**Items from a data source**
───

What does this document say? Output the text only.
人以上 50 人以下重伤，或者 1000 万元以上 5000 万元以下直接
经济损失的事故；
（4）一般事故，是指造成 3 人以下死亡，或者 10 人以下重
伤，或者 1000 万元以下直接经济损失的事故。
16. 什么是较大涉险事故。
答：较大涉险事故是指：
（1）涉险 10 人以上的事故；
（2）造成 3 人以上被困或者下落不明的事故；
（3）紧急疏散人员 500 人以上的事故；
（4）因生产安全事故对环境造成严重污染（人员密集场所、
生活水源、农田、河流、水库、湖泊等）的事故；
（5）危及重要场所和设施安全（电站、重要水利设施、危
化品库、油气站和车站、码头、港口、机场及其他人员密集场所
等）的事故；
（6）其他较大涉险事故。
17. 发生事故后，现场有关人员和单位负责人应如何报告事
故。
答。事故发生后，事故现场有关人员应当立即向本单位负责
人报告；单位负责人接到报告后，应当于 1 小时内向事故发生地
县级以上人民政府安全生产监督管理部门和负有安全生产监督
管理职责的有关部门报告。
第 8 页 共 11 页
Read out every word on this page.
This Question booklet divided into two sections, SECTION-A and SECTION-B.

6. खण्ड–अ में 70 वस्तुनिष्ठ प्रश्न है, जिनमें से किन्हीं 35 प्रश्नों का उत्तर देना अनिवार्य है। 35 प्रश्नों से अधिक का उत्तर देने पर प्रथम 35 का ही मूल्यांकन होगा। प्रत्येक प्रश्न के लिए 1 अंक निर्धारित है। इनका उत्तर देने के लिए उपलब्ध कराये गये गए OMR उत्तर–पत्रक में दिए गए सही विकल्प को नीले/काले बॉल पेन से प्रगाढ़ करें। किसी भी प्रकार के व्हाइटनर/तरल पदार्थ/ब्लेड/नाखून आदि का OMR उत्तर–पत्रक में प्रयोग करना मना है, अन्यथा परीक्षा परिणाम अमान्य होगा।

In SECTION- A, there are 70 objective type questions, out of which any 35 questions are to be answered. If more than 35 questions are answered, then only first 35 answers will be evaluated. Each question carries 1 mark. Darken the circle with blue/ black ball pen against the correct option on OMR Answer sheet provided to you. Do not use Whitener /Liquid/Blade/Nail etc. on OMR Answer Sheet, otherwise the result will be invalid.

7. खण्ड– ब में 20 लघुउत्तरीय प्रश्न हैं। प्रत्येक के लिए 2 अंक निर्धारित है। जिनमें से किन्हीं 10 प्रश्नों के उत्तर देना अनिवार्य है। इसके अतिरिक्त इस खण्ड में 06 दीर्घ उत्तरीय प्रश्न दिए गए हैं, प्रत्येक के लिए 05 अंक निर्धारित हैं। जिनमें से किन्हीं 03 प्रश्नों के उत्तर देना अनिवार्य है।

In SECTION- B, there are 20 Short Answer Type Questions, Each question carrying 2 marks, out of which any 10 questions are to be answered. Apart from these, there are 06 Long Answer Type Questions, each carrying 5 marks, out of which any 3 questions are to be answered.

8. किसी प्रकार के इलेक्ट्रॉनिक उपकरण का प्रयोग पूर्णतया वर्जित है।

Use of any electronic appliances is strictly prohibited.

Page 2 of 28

───

Each line that holds the word "questions" should be extracted from the records.

**RESULT OF THE TASK**
In SECTION- A, there are 70 objective type questions, out of which any 35 questions are to be answered. If more than 35 questions are answered, then only first 35 answers will be evaluated. Each question carries 1 mark. Darken the circle with blue/ black ball pen against the correct option on OMR Answer sheet provided to you. Do not use Whitener /Liquid/Blade/Nail etc. on OMR Answer Sheet, otherwise the result will be invalid.
In SECTION- B, there are 20 Short Answer Type Questions, Each question carrying 2 marks, out of which any 10 questions are to be answered. Apart from these, there are 06 Long Answer Type Questions, each carrying 5 marks, out of which any 3 questions are to be answered.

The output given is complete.